■ WHAT IS NEEDED:
Could you write out the records below exactly as they appear?

[Dataset items]
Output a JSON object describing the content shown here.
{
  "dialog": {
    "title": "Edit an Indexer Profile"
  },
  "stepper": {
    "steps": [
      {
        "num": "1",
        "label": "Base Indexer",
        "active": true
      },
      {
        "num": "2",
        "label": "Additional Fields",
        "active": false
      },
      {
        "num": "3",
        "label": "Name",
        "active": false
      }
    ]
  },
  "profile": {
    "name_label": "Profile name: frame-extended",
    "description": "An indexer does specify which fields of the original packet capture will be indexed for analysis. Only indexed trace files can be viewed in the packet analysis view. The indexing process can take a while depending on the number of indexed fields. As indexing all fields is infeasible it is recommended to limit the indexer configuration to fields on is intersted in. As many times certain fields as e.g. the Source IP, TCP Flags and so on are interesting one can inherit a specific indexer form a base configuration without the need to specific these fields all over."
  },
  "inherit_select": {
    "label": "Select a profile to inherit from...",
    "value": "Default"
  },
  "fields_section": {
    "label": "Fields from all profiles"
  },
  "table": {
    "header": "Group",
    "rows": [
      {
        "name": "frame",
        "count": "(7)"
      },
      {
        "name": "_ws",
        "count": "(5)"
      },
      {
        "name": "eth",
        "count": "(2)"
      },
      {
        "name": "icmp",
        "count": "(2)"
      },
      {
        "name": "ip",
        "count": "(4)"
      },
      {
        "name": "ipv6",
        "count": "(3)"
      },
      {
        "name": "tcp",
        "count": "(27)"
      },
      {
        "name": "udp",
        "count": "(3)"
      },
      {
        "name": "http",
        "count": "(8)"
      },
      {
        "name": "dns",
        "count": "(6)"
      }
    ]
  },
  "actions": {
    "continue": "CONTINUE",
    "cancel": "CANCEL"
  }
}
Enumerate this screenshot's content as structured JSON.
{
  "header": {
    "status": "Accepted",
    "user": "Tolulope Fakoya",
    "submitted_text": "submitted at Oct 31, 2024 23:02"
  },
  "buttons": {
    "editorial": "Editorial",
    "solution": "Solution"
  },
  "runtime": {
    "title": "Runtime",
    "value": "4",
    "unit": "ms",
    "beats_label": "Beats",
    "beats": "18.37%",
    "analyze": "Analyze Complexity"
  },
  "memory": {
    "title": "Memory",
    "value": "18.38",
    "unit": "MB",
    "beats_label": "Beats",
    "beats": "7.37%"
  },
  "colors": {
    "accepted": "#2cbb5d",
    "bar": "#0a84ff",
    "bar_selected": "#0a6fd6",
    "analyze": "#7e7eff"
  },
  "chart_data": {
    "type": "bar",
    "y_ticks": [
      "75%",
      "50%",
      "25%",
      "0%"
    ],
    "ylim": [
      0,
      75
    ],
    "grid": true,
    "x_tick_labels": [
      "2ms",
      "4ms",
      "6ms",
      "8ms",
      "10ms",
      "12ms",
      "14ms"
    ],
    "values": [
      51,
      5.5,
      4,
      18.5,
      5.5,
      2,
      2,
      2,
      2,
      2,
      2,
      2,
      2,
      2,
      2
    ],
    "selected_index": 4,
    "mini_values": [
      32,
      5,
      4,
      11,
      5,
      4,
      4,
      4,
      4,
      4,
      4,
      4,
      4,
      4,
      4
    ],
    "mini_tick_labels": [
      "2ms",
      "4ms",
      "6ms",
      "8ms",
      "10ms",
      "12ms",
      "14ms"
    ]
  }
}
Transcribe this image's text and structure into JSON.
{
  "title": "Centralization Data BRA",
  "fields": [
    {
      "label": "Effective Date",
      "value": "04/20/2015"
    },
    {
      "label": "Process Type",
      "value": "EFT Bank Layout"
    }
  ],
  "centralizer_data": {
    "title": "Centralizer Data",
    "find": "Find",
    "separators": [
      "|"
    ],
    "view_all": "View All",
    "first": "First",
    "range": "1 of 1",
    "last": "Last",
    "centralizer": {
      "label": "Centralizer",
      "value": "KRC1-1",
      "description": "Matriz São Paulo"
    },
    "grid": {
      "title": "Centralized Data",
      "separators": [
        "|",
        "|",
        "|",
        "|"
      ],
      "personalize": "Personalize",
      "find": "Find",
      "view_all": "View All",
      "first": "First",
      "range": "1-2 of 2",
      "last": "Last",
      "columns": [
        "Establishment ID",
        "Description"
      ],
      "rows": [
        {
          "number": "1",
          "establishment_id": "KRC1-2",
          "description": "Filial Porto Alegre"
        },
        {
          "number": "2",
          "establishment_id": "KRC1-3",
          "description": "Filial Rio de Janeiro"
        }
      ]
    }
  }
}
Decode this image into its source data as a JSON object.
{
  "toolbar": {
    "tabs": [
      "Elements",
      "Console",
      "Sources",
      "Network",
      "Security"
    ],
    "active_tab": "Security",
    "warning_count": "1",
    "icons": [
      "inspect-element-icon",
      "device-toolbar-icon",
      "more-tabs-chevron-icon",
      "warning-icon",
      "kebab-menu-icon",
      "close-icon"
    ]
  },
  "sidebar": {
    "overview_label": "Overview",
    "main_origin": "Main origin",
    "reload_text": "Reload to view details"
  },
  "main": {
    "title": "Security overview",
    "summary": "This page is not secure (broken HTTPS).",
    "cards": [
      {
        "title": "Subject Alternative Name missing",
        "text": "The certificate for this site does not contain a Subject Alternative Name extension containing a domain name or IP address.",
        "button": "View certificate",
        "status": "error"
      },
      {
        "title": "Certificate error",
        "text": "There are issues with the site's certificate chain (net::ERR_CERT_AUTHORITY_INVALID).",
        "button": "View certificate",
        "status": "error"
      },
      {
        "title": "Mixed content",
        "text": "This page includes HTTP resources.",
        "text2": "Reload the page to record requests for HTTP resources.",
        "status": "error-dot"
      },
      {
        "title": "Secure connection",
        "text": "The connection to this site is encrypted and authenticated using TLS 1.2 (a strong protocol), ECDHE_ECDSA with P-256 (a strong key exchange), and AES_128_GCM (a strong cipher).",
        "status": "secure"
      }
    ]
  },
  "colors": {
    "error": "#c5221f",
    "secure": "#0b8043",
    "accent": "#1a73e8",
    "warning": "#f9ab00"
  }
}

■ THE RESULT:
Output a JSON object describing the content shown here.
{
  "dialog": {
    "title": "Edit an Indexer Profile"
  },
  "stepper": {
    "steps": [
      {
        "num": "1",
        "label": "Base Indexer",
        "active": true
      },
      {
        "num": "2",
        "label": "Additional Fields",
        "active": false
      },
      {
        "num": "3",
        "label": "Name",
        "active": false
      }
    ]
  },
  "profile": {
    "name_label": "Profile name: frame-extended",
    "description": "An indexer does specify which fields of the original packet capture will be indexed for analysis. Only indexed trace files can be viewed in the packet analysis view. The indexing process can take a while depending on the number of indexed fields. As indexing all fields is infeasible it is recommended to limit the indexer configuration to fields on is intersted in. As many times certain fields as e.g. the Source IP, TCP Flags and so on are interesting one can inherit a specific indexer form a base configuration without the need to specific these fields all over."
  },
  "inherit_select": {
    "label": "Select a profile to inherit from...",
    "value": "Default"
  },
  "fields_section": {
    "label": "Fields from all profiles"
  },
  "table": {
    "header": "Group",
    "rows": [
      {
        "name": "frame",
        "count": "(7)"
      },
      {
        "name": "_ws",
        "count": "(5)"
      },
      {
        "name": "eth",
        "count": "(2)"
      },
      {
        "name": "icmp",
        "count": "(2)"
      },
      {
        "name": "ip",
        "count": "(4)"
      },
      {
        "name": "ipv6",
        "count": "(3)"
      },
      {
        "name": "tcp",
        "count": "(27)"
      },
      {
        "name": "udp",
        "count": "(3)"
      },
      {
        "name": "http",
        "count": "(8)"
      },
      {
        "name": "dns",
        "count": "(6)"
      }
    ]
  },
  "actions": {
    "continue": "CONTINUE",
    "cancel": "CANCEL"
  }
}
Enumerate this screenshot's content as structured JSON.
{
  "header": {
    "status": "Accepted",
    "user": "Tolulope Fakoya",
    "submitted_text": "submitted at Oct 31, 2024 23:02"
  },
  "buttons": {
    "editorial": "Editorial",
    "solution": "Solution"
  },
  "runtime": {
    "title": "Runtime",
    "value": "4",
    "unit": "ms",
    "beats_label": "Beats",
    "beats": "18.37%",
    "analyze": "Analyze Complexity"
  },
  "memory": {
    "title": "Memory",
    "value": "18.38",
    "unit": "MB",
    "beats_label": "Beats",
    "beats": "7.37%"
  },
  "colors": {
    "accepted": "#2cbb5d",
    "bar": "#0a84ff",
    "bar_selected": "#0a6fd6",
    "analyze": "#7e7eff"
  },
  "chart_data": {
    "type": "bar",
    "y_ticks": [
      "75%",
      "50%",
      "25%",
      "0%"
    ],
    "ylim": [
      0,
      75
    ],
    "grid": true,
    "x_tick_labels": [
      "2ms",
      "4ms",
      "6ms",
      "8ms",
      "10ms",
      "12ms",
      "14ms"
    ],
    "values": [
      51,
      5.5,
      4,
      18.5,
      5.5,
      2,
      2,
      2,
      2,
      2,
      2,
      2,
      2,
      2,
      2
    ],
    "selected_index": 4,
    "mini_values": [
      32,
      5,
      4,
      11,
      5,
      4,
      4,
      4,
      4,
      4,
      4,
      4,
      4,
      4,
      4
    ],
    "mini_tick_labels": [
      "2ms",
      "4ms",
      "6ms",
      "8ms",
      "10ms",
      "12ms",
      "14ms"
    ]
  }
}
Transcribe this image's text and structure into JSON.
{
  "title": "Centralization Data BRA",
  "fields": [
    {
      "label": "Effective Date",
      "value": "04/20/2015"
    },
    {
      "label": "Process Type",
      "value": "EFT Bank Layout"
    }
  ],
  "centralizer_data": {
    "title": "Centralizer Data",
    "find": "Find",
    "separators": [
      "|"
    ],
    "view_all": "View All",
    "first": "First",
    "range": "1 of 1",
    "last": "Last",
    "centralizer": {
      "label": "Centralizer",
      "value": "KRC1-1",
      "description": "Matriz São Paulo"
    },
    "grid": {
      "title": "Centralized Data",
      "separators": [
        "|",
        "|",
        "|",
        "|"
      ],
      "personalize": "Personalize",
      "find": "Find",
      "view_all": "View All",
      "first": "First",
      "range": "1-2 of 2",
      "last": "Last",
      "columns": [
        "Establishment ID",
        "Description"
      ],
      "rows": [
        {
          "number": "1",
          "establishment_id": "KRC1-2",
          "description": "Filial Porto Alegre"
        },
        {
          "number": "2",
          "establishment_id": "KRC1-3",
          "description": "Filial Rio de Janeiro"
        }
      ]
    }
  }
}
Decode this image into its source data as a JSON object.
{
  "toolbar": {
    "tabs": [
      "Elements",
      "Console",
      "Sources",
      "Network",
      "Security"
    ],
    "active_tab": "Security",
    "warning_count": "1",
    "icons": [
      "inspect-element-icon",
      "device-toolbar-icon",
      "more-tabs-chevron-icon",
      "warning-icon",
      "kebab-menu-icon",
      "close-icon"
    ]
  },
  "sidebar": {
    "overview_label": "Overview",
    "main_origin": "Main origin",
    "reload_text": "Reload to view details"
  },
  "main": {
    "title": "Security overview",
    "summary": "This page is not secure (broken HTTPS).",
    "cards": [
      {
        "title": "Subject Alternative Name missing",
        "text": "The certificate for this site does not contain a Subject Alternative Name extension containing a domain name or IP address.",
        "button": "View certificate",
        "status": "error"
      },
      {
        "title": "Certificate error",
        "text": "There are issues with the site's certificate chain (net::ERR_CERT_AUTHORITY_INVALID).",
        "button": "View certificate",
        "status": "error"
      },
      {
        "title": "Mixed content",
        "text": "This page includes HTTP resources.",
        "text2": "Reload the page to record requests for HTTP resources.",
        "status": "error-dot"
      },
      {
        "title": "Secure connection",
        "text": "The connection to this site is encrypted and authenticated using TLS 1.2 (a strong protocol), ECDHE_ECDSA with P-256 (a strong key exchange), and AES_128_GCM (a strong cipher).",
        "status": "secure"
      }
    ]
  },
  "colors": {
    "error": "#c5221f",
    "secure": "#0b8043",
    "accent": "#1a73e8",
    "warning": "#f9ab00"
  }
}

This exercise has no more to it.